WHAT YOU NEED TO DO: Copy out every line exactly, passing over the pictures.

──────

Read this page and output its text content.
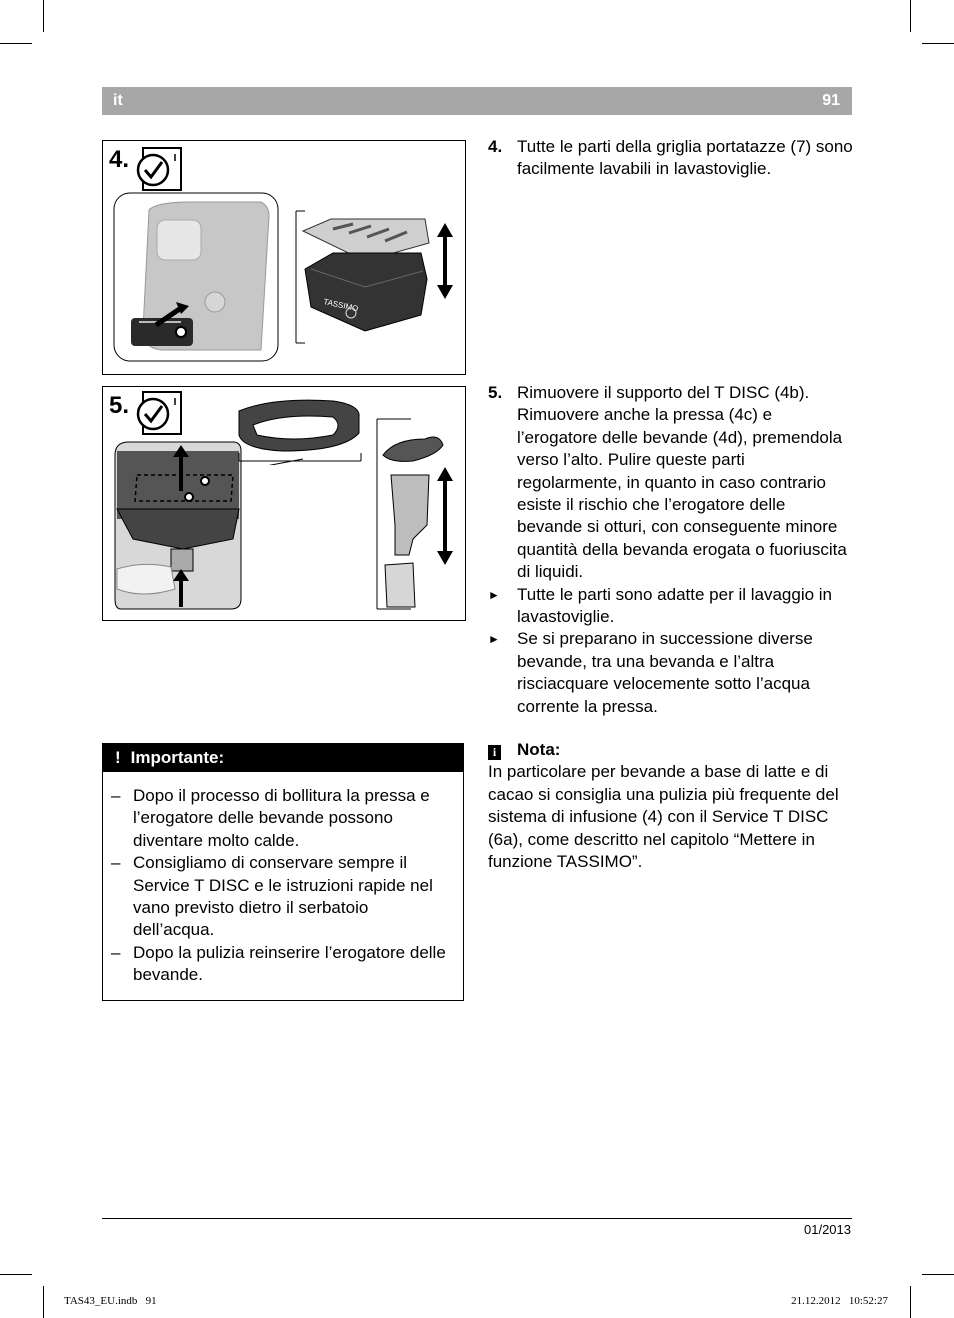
it	91
4.
TASSIMO
5.
4. Tutte le parti della griglia portatazze (7) sono facilmente lavabili in lavastoviglie.
5. Rimuovere il supporto del T DISC (4b). Rimuovere anche la pressa (4c) e l’erogatore delle bevande (4d), premendola verso l’alto. Pulire queste parti regolarmente, in quanto in caso contrario esiste il rischio che l’erogatore delle bevande si otturi, con conseguente minore quantità della bevanda erogata o fuoriuscita di liquidi.
► Tutte le parti sono adatte per il lavaggio in lavastoviglie.
► Se si preparano in successione diverse bevande, tra una bevanda e l’altra risciacquare velocemente sotto l’acqua corrente la pressa.
i Nota:
In particolare per bevande a base di latte e di cacao si consiglia una pulizia più frequente del sistema di infusione (4) con il Service T DISC (6a), come descritto nel capitolo “Mettere in funzione TASSIMO”.
! Importante:
– Dopo il processo di bollitura la pressa e l’erogatore delle bevande possono diventare molto calde.
– Consigliamo di conservare sempre il Service T DISC e le istruzioni rapide nel vano previsto dietro il serbatoio dell’acqua.
– Dopo la pulizia reinserire l’erogatore delle bevande.
01/2013
TAS43_EU.indb   91	21.12.2012   10:52:27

──────

RESPONSE FOR THIS EXERCISE:
Read this page and output its text content.
it	91
4.
TASSIMO
5.
4. Tutte le parti della griglia portatazze (7) sono facilmente lavabili in lavastoviglie.
5. Rimuovere il supporto del T DISC (4b). Rimuovere anche la pressa (4c) e l’erogatore delle bevande (4d), premendola verso l’alto. Pulire queste parti regolarmente, in quanto in caso contrario esiste il rischio che l’erogatore delle bevande si otturi, con conseguente minore quantità della bevanda erogata o fuoriuscita di liquidi.
► Tutte le parti sono adatte per il lavaggio in lavastoviglie.
► Se si preparano in successione diverse bevande, tra una bevanda e l’altra risciacquare velocemente sotto l’acqua corrente la pressa.
i Nota:
In particolare per bevande a base di latte e di cacao si consiglia una pulizia più frequente del sistema di infusione (4) con il Service T DISC (6a), come descritto nel capitolo “Mettere in funzione TASSIMO”.
! Importante:
– Dopo il processo di bollitura la pressa e l’erogatore delle bevande possono diventare molto calde.
– Consigliamo di conservare sempre il Service T DISC e le istruzioni rapide nel vano previsto dietro il serbatoio dell’acqua.
– Dopo la pulizia reinserire l’erogatore delle bevande.
01/2013
TAS43_EU.indb   91	21.12.2012   10:52:27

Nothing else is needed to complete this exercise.